== PROVIDED RECORDS
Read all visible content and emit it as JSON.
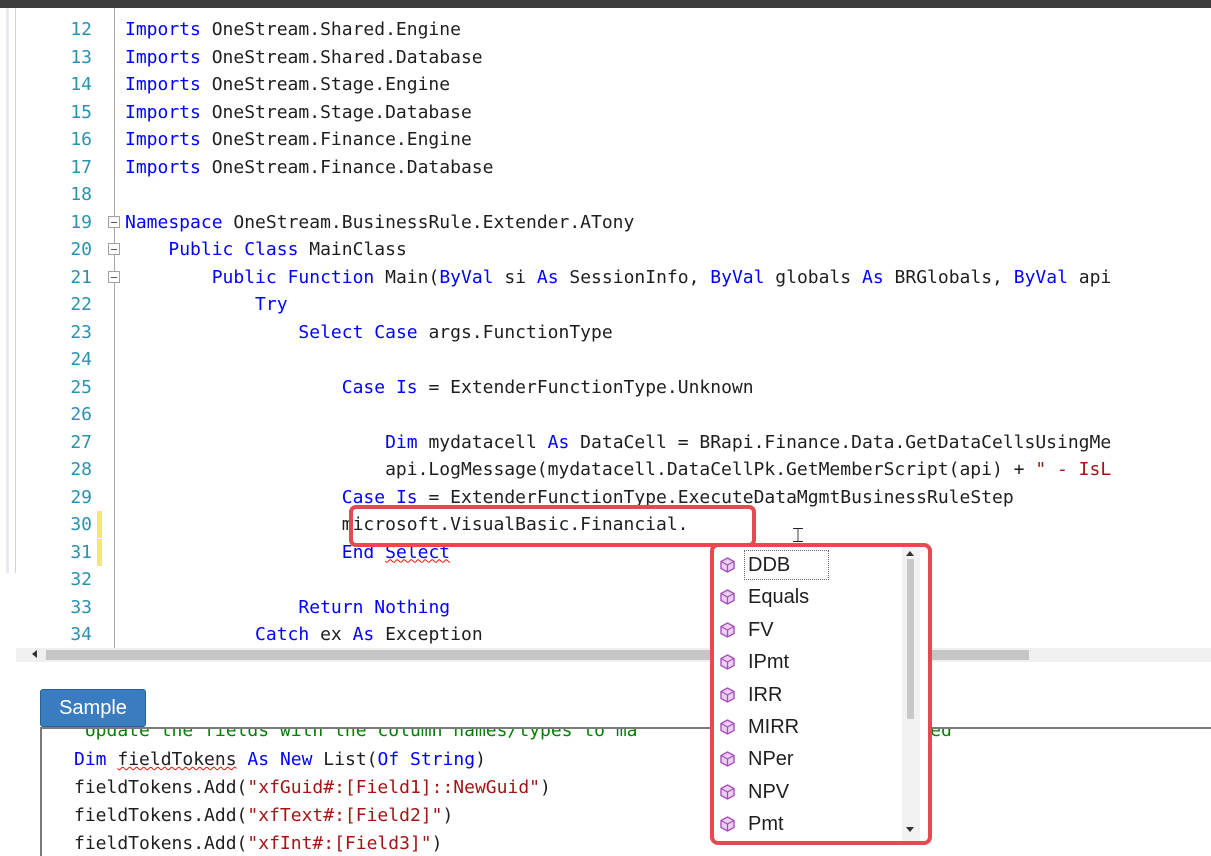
{
  "editor": {
    "lines": [
      {
        "num": "12",
        "tokens": [
          {
            "t": "Imports",
            "k": "kw"
          },
          {
            "t": " OneStream.Shared.Engine"
          }
        ]
      },
      {
        "num": "13",
        "tokens": [
          {
            "t": "Imports",
            "k": "kw"
          },
          {
            "t": " OneStream.Shared.Database"
          }
        ]
      },
      {
        "num": "14",
        "tokens": [
          {
            "t": "Imports",
            "k": "kw"
          },
          {
            "t": " OneStream.Stage.Engine"
          }
        ]
      },
      {
        "num": "15",
        "tokens": [
          {
            "t": "Imports",
            "k": "kw"
          },
          {
            "t": " OneStream.Stage.Database"
          }
        ]
      },
      {
        "num": "16",
        "tokens": [
          {
            "t": "Imports",
            "k": "kw"
          },
          {
            "t": " OneStream.Finance.Engine"
          }
        ]
      },
      {
        "num": "17",
        "tokens": [
          {
            "t": "Imports",
            "k": "kw"
          },
          {
            "t": " OneStream.Finance.Database"
          }
        ]
      },
      {
        "num": "18",
        "tokens": []
      },
      {
        "num": "19",
        "fold": true,
        "tokens": [
          {
            "t": "Namespace",
            "k": "kw"
          },
          {
            "t": " OneStream.BusinessRule.Extender.ATony"
          }
        ]
      },
      {
        "num": "20",
        "fold": true,
        "tokens": [
          {
            "t": "    "
          },
          {
            "t": "Public",
            "k": "kw"
          },
          {
            "t": " "
          },
          {
            "t": "Class",
            "k": "kw"
          },
          {
            "t": " MainClass"
          }
        ]
      },
      {
        "num": "21",
        "fold": true,
        "tokens": [
          {
            "t": "        "
          },
          {
            "t": "Public",
            "k": "kw"
          },
          {
            "t": " "
          },
          {
            "t": "Function",
            "k": "kw"
          },
          {
            "t": " Main("
          },
          {
            "t": "ByVal",
            "k": "kw"
          },
          {
            "t": " si "
          },
          {
            "t": "As",
            "k": "kw"
          },
          {
            "t": " SessionInfo, "
          },
          {
            "t": "ByVal",
            "k": "kw"
          },
          {
            "t": " globals "
          },
          {
            "t": "As",
            "k": "kw"
          },
          {
            "t": " BRGlobals, "
          },
          {
            "t": "ByVal",
            "k": "kw"
          },
          {
            "t": " api"
          }
        ]
      },
      {
        "num": "22",
        "tokens": [
          {
            "t": "            "
          },
          {
            "t": "Try",
            "k": "kw"
          }
        ]
      },
      {
        "num": "23",
        "tokens": [
          {
            "t": "                "
          },
          {
            "t": "Select",
            "k": "kw"
          },
          {
            "t": " "
          },
          {
            "t": "Case",
            "k": "kw"
          },
          {
            "t": " args.FunctionType"
          }
        ]
      },
      {
        "num": "24",
        "tokens": []
      },
      {
        "num": "25",
        "tokens": [
          {
            "t": "                    "
          },
          {
            "t": "Case",
            "k": "kw"
          },
          {
            "t": " "
          },
          {
            "t": "Is",
            "k": "kw"
          },
          {
            "t": " = ExtenderFunctionType.Unknown"
          }
        ]
      },
      {
        "num": "26",
        "tokens": []
      },
      {
        "num": "27",
        "tokens": [
          {
            "t": "                        "
          },
          {
            "t": "Dim",
            "k": "kw"
          },
          {
            "t": " mydatacell "
          },
          {
            "t": "As",
            "k": "kw"
          },
          {
            "t": " DataCell = BRapi.Finance.Data.GetDataCellsUsingMe"
          }
        ]
      },
      {
        "num": "28",
        "tokens": [
          {
            "t": "                        api.LogMessage(mydatacell.DataCellPk.GetMemberScript(api) + "
          },
          {
            "t": "\" - IsL",
            "k": "str"
          }
        ]
      },
      {
        "num": "29",
        "tokens": [
          {
            "t": "                    "
          },
          {
            "t": "Case",
            "k": "kw"
          },
          {
            "t": " "
          },
          {
            "t": "Is",
            "k": "kw"
          },
          {
            "t": " = ExtenderFunctionType.ExecuteDataMgmtBusinessRuleStep"
          }
        ]
      },
      {
        "num": "30",
        "changed": true,
        "tokens": [
          {
            "t": "                    microsoft.VisualBasic.Financial."
          }
        ]
      },
      {
        "num": "31",
        "changed": true,
        "tokens": [
          {
            "t": "                    "
          },
          {
            "t": "End",
            "k": "kw"
          },
          {
            "t": " "
          },
          {
            "t": "Select",
            "k": "kw sq"
          }
        ]
      },
      {
        "num": "32",
        "tokens": []
      },
      {
        "num": "33",
        "tokens": [
          {
            "t": "                "
          },
          {
            "t": "Return",
            "k": "kw"
          },
          {
            "t": " "
          },
          {
            "t": "Nothing",
            "k": "kw"
          }
        ]
      },
      {
        "num": "34",
        "tokens": [
          {
            "t": "            "
          },
          {
            "t": "Catch",
            "k": "kw"
          },
          {
            "t": " ex "
          },
          {
            "t": "As",
            "k": "kw"
          },
          {
            "t": " Exception"
          }
        ]
      }
    ]
  },
  "autocomplete": {
    "items": [
      "DDB",
      "Equals",
      "FV",
      "IPmt",
      "IRR",
      "MIRR",
      "NPer",
      "NPV",
      "Pmt"
    ],
    "selected": "DDB",
    "icon": "method-cube-icon",
    "icon_color": "#a64dbd"
  },
  "sample_button": {
    "label": "Sample"
  },
  "bottom_panel": {
    "lines": [
      {
        "tokens": [
          {
            "t": "'Update the fields with the column names/types to ma",
            "k": "cm"
          },
          {
            "t": "                     "
          },
          {
            "t": "e loaded",
            "k": "cm"
          }
        ]
      },
      {
        "tokens": [
          {
            "t": "Dim",
            "k": "kw"
          },
          {
            "t": " "
          },
          {
            "t": "fieldTokens",
            "k": "sq"
          },
          {
            "t": " "
          },
          {
            "t": "As",
            "k": "kw"
          },
          {
            "t": " "
          },
          {
            "t": "New",
            "k": "kw"
          },
          {
            "t": " List("
          },
          {
            "t": "Of",
            "k": "kw"
          },
          {
            "t": " "
          },
          {
            "t": "String",
            "k": "kw"
          },
          {
            "t": ")"
          }
        ]
      },
      {
        "tokens": [
          {
            "t": "fieldTokens.Add("
          },
          {
            "t": "\"xfGuid#:[Field1]::NewGuid\"",
            "k": "str"
          },
          {
            "t": ")"
          }
        ]
      },
      {
        "tokens": [
          {
            "t": "fieldTokens.Add("
          },
          {
            "t": "\"xfText#:[Field2]\"",
            "k": "str"
          },
          {
            "t": ")"
          }
        ]
      },
      {
        "tokens": [
          {
            "t": "fieldTokens.Add("
          },
          {
            "t": "\"xfInt#:[Field3]\"",
            "k": "str"
          },
          {
            "t": ")"
          }
        ]
      }
    ]
  },
  "colors": {
    "keyword": "#0000ff",
    "string": "#a31515",
    "comment": "#008000",
    "line_number": "#2b91af",
    "highlight_box": "#e8484f",
    "sample_button": "#3a7cc0",
    "change_marker": "#f3e96b"
  }
}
====
■ EXERCISE: Go back to the records above and write them out exactly, without the pictures.

■ COMPLETED TASK:
Read all visible content and emit it as JSON.
{
  "editor": {
    "lines": [
      {
        "num": "12",
        "tokens": [
          {
            "t": "Imports",
            "k": "kw"
          },
          {
            "t": " OneStream.Shared.Engine"
          }
        ]
      },
      {
        "num": "13",
        "tokens": [
          {
            "t": "Imports",
            "k": "kw"
          },
          {
            "t": " OneStream.Shared.Database"
          }
        ]
      },
      {
        "num": "14",
        "tokens": [
          {
            "t": "Imports",
            "k": "kw"
          },
          {
            "t": " OneStream.Stage.Engine"
          }
        ]
      },
      {
        "num": "15",
        "tokens": [
          {
            "t": "Imports",
            "k": "kw"
          },
          {
            "t": " OneStream.Stage.Database"
          }
        ]
      },
      {
        "num": "16",
        "tokens": [
          {
            "t": "Imports",
            "k": "kw"
          },
          {
            "t": " OneStream.Finance.Engine"
          }
        ]
      },
      {
        "num": "17",
        "tokens": [
          {
            "t": "Imports",
            "k": "kw"
          },
          {
            "t": " OneStream.Finance.Database"
          }
        ]
      },
      {
        "num": "18",
        "tokens": []
      },
      {
        "num": "19",
        "fold": true,
        "tokens": [
          {
            "t": "Namespace",
            "k": "kw"
          },
          {
            "t": " OneStream.BusinessRule.Extender.ATony"
          }
        ]
      },
      {
        "num": "20",
        "fold": true,
        "tokens": [
          {
            "t": "    "
          },
          {
            "t": "Public",
            "k": "kw"
          },
          {
            "t": " "
          },
          {
            "t": "Class",
            "k": "kw"
          },
          {
            "t": " MainClass"
          }
        ]
      },
      {
        "num": "21",
        "fold": true,
        "tokens": [
          {
            "t": "        "
          },
          {
            "t": "Public",
            "k": "kw"
          },
          {
            "t": " "
          },
          {
            "t": "Function",
            "k": "kw"
          },
          {
            "t": " Main("
          },
          {
            "t": "ByVal",
            "k": "kw"
          },
          {
            "t": " si "
          },
          {
            "t": "As",
            "k": "kw"
          },
          {
            "t": " SessionInfo, "
          },
          {
            "t": "ByVal",
            "k": "kw"
          },
          {
            "t": " globals "
          },
          {
            "t": "As",
            "k": "kw"
          },
          {
            "t": " BRGlobals, "
          },
          {
            "t": "ByVal",
            "k": "kw"
          },
          {
            "t": " api"
          }
        ]
      },
      {
        "num": "22",
        "tokens": [
          {
            "t": "            "
          },
          {
            "t": "Try",
            "k": "kw"
          }
        ]
      },
      {
        "num": "23",
        "tokens": [
          {
            "t": "                "
          },
          {
            "t": "Select",
            "k": "kw"
          },
          {
            "t": " "
          },
          {
            "t": "Case",
            "k": "kw"
          },
          {
            "t": " args.FunctionType"
          }
        ]
      },
      {
        "num": "24",
        "tokens": []
      },
      {
        "num": "25",
        "tokens": [
          {
            "t": "                    "
          },
          {
            "t": "Case",
            "k": "kw"
          },
          {
            "t": " "
          },
          {
            "t": "Is",
            "k": "kw"
          },
          {
            "t": " = ExtenderFunctionType.Unknown"
          }
        ]
      },
      {
        "num": "26",
        "tokens": []
      },
      {
        "num": "27",
        "tokens": [
          {
            "t": "                        "
          },
          {
            "t": "Dim",
            "k": "kw"
          },
          {
            "t": " mydatacell "
          },
          {
            "t": "As",
            "k": "kw"
          },
          {
            "t": " DataCell = BRapi.Finance.Data.GetDataCellsUsingMe"
          }
        ]
      },
      {
        "num": "28",
        "tokens": [
          {
            "t": "                        api.LogMessage(mydatacell.DataCellPk.GetMemberScript(api) + "
          },
          {
            "t": "\" - IsL",
            "k": "str"
          }
        ]
      },
      {
        "num": "29",
        "tokens": [
          {
            "t": "                    "
          },
          {
            "t": "Case",
            "k": "kw"
          },
          {
            "t": " "
          },
          {
            "t": "Is",
            "k": "kw"
          },
          {
            "t": " = ExtenderFunctionType.ExecuteDataMgmtBusinessRuleStep"
          }
        ]
      },
      {
        "num": "30",
        "changed": true,
        "tokens": [
          {
            "t": "                    microsoft.VisualBasic.Financial."
          }
        ]
      },
      {
        "num": "31",
        "changed": true,
        "tokens": [
          {
            "t": "                    "
          },
          {
            "t": "End",
            "k": "kw"
          },
          {
            "t": " "
          },
          {
            "t": "Select",
            "k": "kw sq"
          }
        ]
      },
      {
        "num": "32",
        "tokens": []
      },
      {
        "num": "33",
        "tokens": [
          {
            "t": "                "
          },
          {
            "t": "Return",
            "k": "kw"
          },
          {
            "t": " "
          },
          {
            "t": "Nothing",
            "k": "kw"
          }
        ]
      },
      {
        "num": "34",
        "tokens": [
          {
            "t": "            "
          },
          {
            "t": "Catch",
            "k": "kw"
          },
          {
            "t": " ex "
          },
          {
            "t": "As",
            "k": "kw"
          },
          {
            "t": " Exception"
          }
        ]
      }
    ]
  },
  "autocomplete": {
    "items": [
      "DDB",
      "Equals",
      "FV",
      "IPmt",
      "IRR",
      "MIRR",
      "NPer",
      "NPV",
      "Pmt"
    ],
    "selected": "DDB",
    "icon": "method-cube-icon",
    "icon_color": "#a64dbd"
  },
  "sample_button": {
    "label": "Sample"
  },
  "bottom_panel": {
    "lines": [
      {
        "tokens": [
          {
            "t": "'Update the fields with the column names/types to ma",
            "k": "cm"
          },
          {
            "t": "                     "
          },
          {
            "t": "e loaded",
            "k": "cm"
          }
        ]
      },
      {
        "tokens": [
          {
            "t": "Dim",
            "k": "kw"
          },
          {
            "t": " "
          },
          {
            "t": "fieldTokens",
            "k": "sq"
          },
          {
            "t": " "
          },
          {
            "t": "As",
            "k": "kw"
          },
          {
            "t": " "
          },
          {
            "t": "New",
            "k": "kw"
          },
          {
            "t": " List("
          },
          {
            "t": "Of",
            "k": "kw"
          },
          {
            "t": " "
          },
          {
            "t": "String",
            "k": "kw"
          },
          {
            "t": ")"
          }
        ]
      },
      {
        "tokens": [
          {
            "t": "fieldTokens.Add("
          },
          {
            "t": "\"xfGuid#:[Field1]::NewGuid\"",
            "k": "str"
          },
          {
            "t": ")"
          }
        ]
      },
      {
        "tokens": [
          {
            "t": "fieldTokens.Add("
          },
          {
            "t": "\"xfText#:[Field2]\"",
            "k": "str"
          },
          {
            "t": ")"
          }
        ]
      },
      {
        "tokens": [
          {
            "t": "fieldTokens.Add("
          },
          {
            "t": "\"xfInt#:[Field3]\"",
            "k": "str"
          },
          {
            "t": ")"
          }
        ]
      }
    ]
  },
  "colors": {
    "keyword": "#0000ff",
    "string": "#a31515",
    "comment": "#008000",
    "line_number": "#2b91af",
    "highlight_box": "#e8484f",
    "sample_button": "#3a7cc0",
    "change_marker": "#f3e96b"
  }
}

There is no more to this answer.